Um dos atributos da democracia é a possibilidade, aliás direito fundamental, de se manifestar, de dizer o que pensa sobre algo ou alguém, inclusive sobre política.
A livre manifestação do pensamento é direito fundamental, encontrando-se protegido pelo artigo 5º, inciso IV, da Carta Constitucional, que diz: “é livre a manifestação do pensamento, sendo vedado o anonimato”. É uma norma constitucional, que faz parte das chamadas liberdades públicas, integrante do núcleo intangível da Constituição por ser um dos direitos inerentes à cidadania e à personalidade.
Referido direito pressupõe a possibilidade de externar suas ideias, sua verdade, que não necessita serem a da maioria das pessoas. O cerne desse direito fundamental é justamente poder contrariar qualquer pensamento majoritário, que nem sempre é o mais correto e nem reflete a verdade, que pode variar para cada um. Democracia pressupõe a convergência e, também, a divergência de ideias e de ideologia.
Como o direito à livre manifestação do pensamento é de cunho constitucional, sendo na realidade uma regra, ou existe ou não existe, vale ou não vale. Somente uma outra norma constitucional poderia reduzir esse direito, anotando, porém, que, por se tratar de direito fundamental, não pode ser suprimido ou reduzido por emenda constitucional, visto ser cláusula pétrea, núcleo intangível da Constituição Federal (art. 60, § 4º, da CF).
Lembro, ainda, que o direito à livre manifestação do pensamento é o primeiro a ser suprimido ou limitado em países totalitários (censura).
A simples crítica, debate de ideias, insatisfação com alguma coisa, intenção de corrigir ou de se defender, não são condutas típicas penalmente.
Qualquer forma de censura, mesmo que por meio transverso, é vedada constitucionalmente. Extrapolou o limite entre a livre manifestação do pensamento e a prática de crime, que se puna a conduta, mas não é permitido calar o cidadão previamente, antevendo o que ele irá falar.
Críticas ao sistema eleitoral, desconfiança quanto à lisura do processo eleitoral, confiabilidade das urnas eletrônicas, desabafos por conta de um ou outro candidato ter vencido as eleições, reclamo quanto a restrições a direitos fundamentais, dentre outras questões análogas, são temas corriqueiros e não podem ser considerados tabus ou proibidos de serem discutidos ou comentados, em ambiente privado ou público, mas sempre de forma ordeira e dentro dos limites legalmente permitidos.
Sem essa possibilidade não há democracia, que inexiste sem a liberdade de dizer o que pensa sobre algo ou alguém, notadamente acerca de fato que impactará no futuro de todos os cidadãos, seja de forma positiva ou negativa.
Com efeito, onde as pessoas são obrigadas a medir o que falar por medo de punição, pode ser qualquer outra coisa, menos estado democrático de direito, que pressupõe liberdade responsável, sempre nos limites da legalidade, de modo a não ferir direito constitucional de outrem, como a honra, intimidade e imagem.
++++++++++
▶ _Objetivo do exercício_: Copie do texto sobre a livre manifestação do pensamento o trecho que vai de "Qualquer forma de" até "ele irá falar.", com essas palavras incluídas.

▶ _Material fornecido_:
++++++++++
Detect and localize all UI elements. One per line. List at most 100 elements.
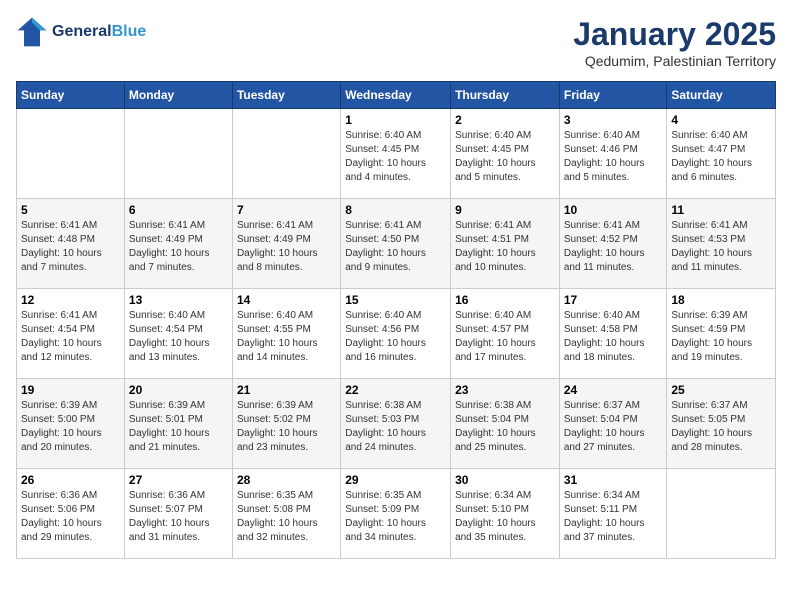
++++++++++
▶ _Resposta correta_:
Qualquer forma de censura, mesmo que por meio transverso, é vedada constitucionalmente. Extrapolou o limite entre a livre manifestação do pensamento e a prática de crime, que se puna a conduta, mas não é permitido calar o cidadão previamente, antevendo o que ele irá falar.